++++ EXTRACTED TEXT ++++

Obama says he wants to avoid stoking a nationalist backlash. A legitimate, but overblown, concern. Iranians surely can understand the difference between the U.S. sending CIA operatives into the country to help stage an anti-democratic coup — as Obama constantly reminds the world we did in the 1950s — and speaking up against repression. Without undue “meddling,” Obama could note that governments in Lebanon, Iraq, and Afghanistan honor election results, and exhort Iran to lead the democratic wave rather than resist it.
Somehow Lowry doesn't see the contradiction in this. He, without qualification, states that the Iranian people know the difference between rhetorical support and CIA meddling and then tells the President to laud Iraqi and Afghan democracy. 'Cause we never meddled in Iraq or Afghanistan. No, that civil war in Iraq happened all on its own and those drone attacks in Afghanistan are pure myth. We have sent thousands of troops into Iran's neighbors and meddled directly with their government, resulting in unrest and death. Yet, Lowry looks at Iraq and Afghanistan and thinks Iranians will appreciate being compared to them or will ignore US intervention in their affairs. I'm afraid neocons simply cannot divorce themselves from the simplistic structures they establish to practice foreign policy. They need bogeymen, so they wish for Ahmadinejad to win the election so that we won't have the wool pulled over our eyes. Then protesters come out in the street and they demand the President support anti-Ahmadinjad groups. The world is not as simple as "democracy good, tyranny bad." You cannot conduct a foreign policy upon "you're with us or against us." It's been tried, quite recently in fact, and it failed miserably.

++++

* _REQUIREMENTS_
Decide whether each statement below agrees with the Iran commentary above. Answer yes or no for each, and quote the words from the commentary that settle it. 1. Obama says he wants to avoid stoking a nationalist backlash. 2. The writer holds that the world is as simple as good democracy against bad tyranny. 3. Lowry tells the President to laud Iraqi and Afghan democracy.

++++ DATASET EXCERPT ++++

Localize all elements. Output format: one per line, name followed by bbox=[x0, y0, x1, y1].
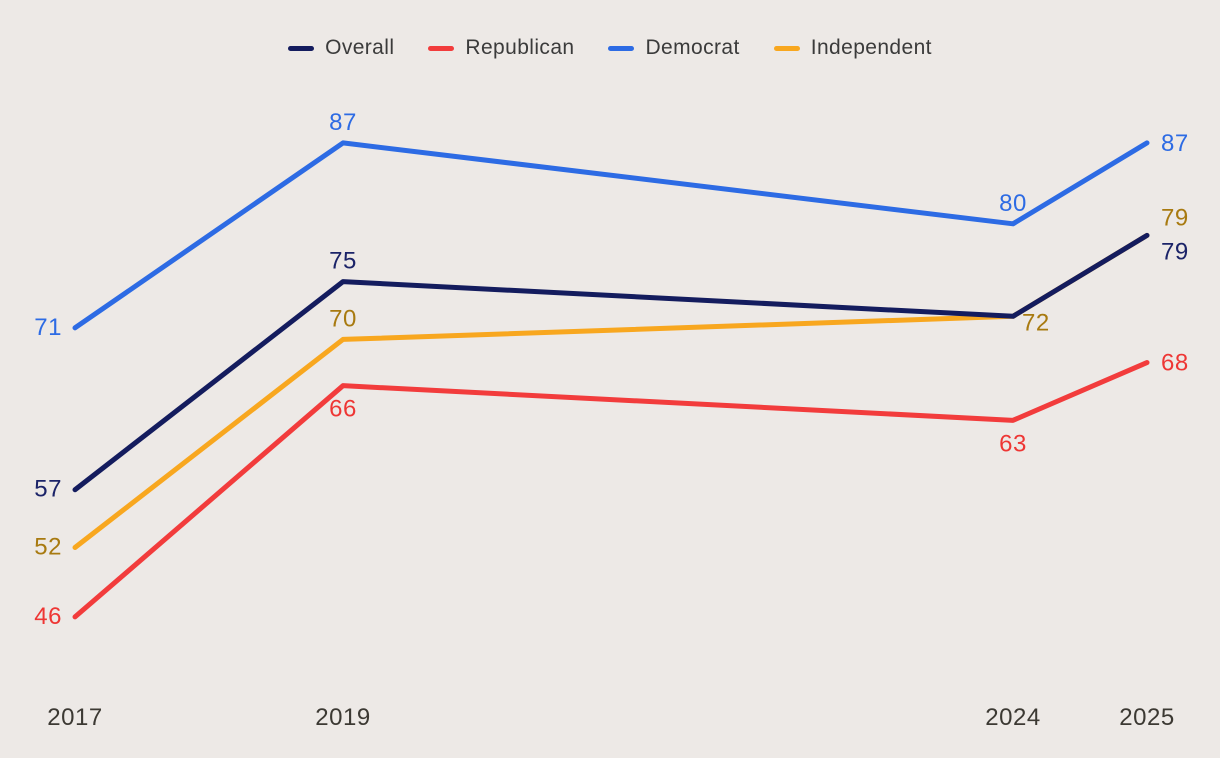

++++

* _ANSWER TO THE EXERCISE_
1. Yes: "Obama says he wants to avoid stoking a nationalist backlash."
2. No: "The world is not as simple as"
3. Yes: "then tells the President to laud Iraqi and Afghan democracy"